• [GIVEN PROBLEM]
In how many lines does the string "when" appear? Answer with the number only.
[Begin DATASET EXCERPTS]
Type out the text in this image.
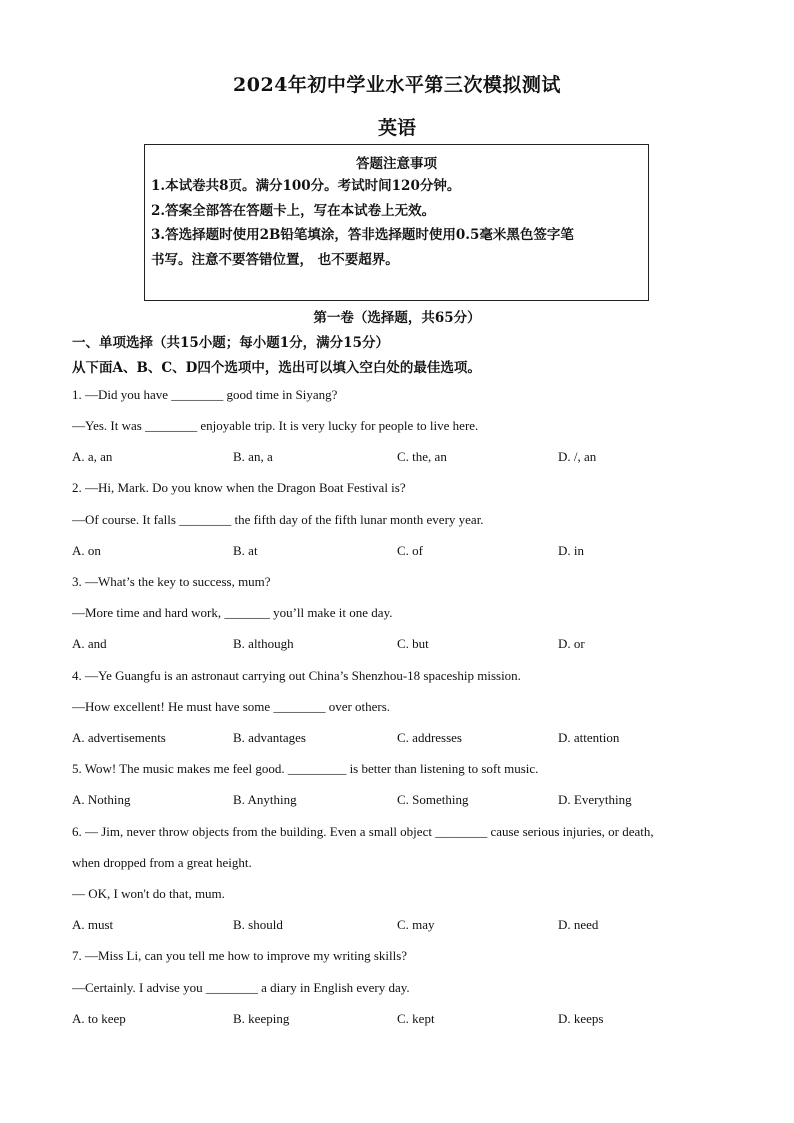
2024年初中学业水平第三次模拟测试
英语
答题注意事项
1.本试卷共8页。满分100分。考试时间120分钟。
2.答案全部答在答题卡上，写在本试卷上无效。
3.答选择题时使用2B铅笔填涂，答非选择题时使用0.5毫米黑色签字笔
书写。注意不要答错位置， 也不要超界。
第一卷（选择题，共65分）
一、单项选择（共15小题；每小题1分，满分15分）
从下面A、B、C、D四个选项中，选出可以填入空白处的最佳选项。
1. —Did you have ________ good time in Siyang?
—Yes. It was ________ enjoyable trip. It is very lucky for people to live here.
A. a, an	B. an, a	C. the, an	D. /, an
2. —Hi, Mark. Do you know when the Dragon Boat Festival is?
—Of course. It falls ________ the fifth day of the fifth lunar month every year.
A. on	B. at	C. of	D. in
3. —What’s the key to success, mum?
—More time and hard work, _______ you’ll make it one day.
A. and	B. although	C. but	D. or
4. —Ye Guangfu is an astronaut carrying out China’s Shenzhou-18 spaceship mission.
—How excellent! He must have some ________ over others.
A. advertisements	B. advantages	C. addresses	D. attention
5. Wow! The music makes me feel good. _________ is better than listening to soft music.
A. Nothing	B. Anything	C. Something	D. Everything
6. — Jim, never throw objects from the building. Even a small object ________ cause serious injuries, or death,
when dropped from a great height.
— OK, I won't do that, mum.
A. must	B. should	C. may	D. need
7. —Miss Li, can you tell me how to improve my writing skills?
—Certainly. I advise you ________ a diary in English every day.
A. to keep	B. keeping	C. kept	D. keeps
[End DATASET EXCERPTS]
• [TASK RESPONSE]
2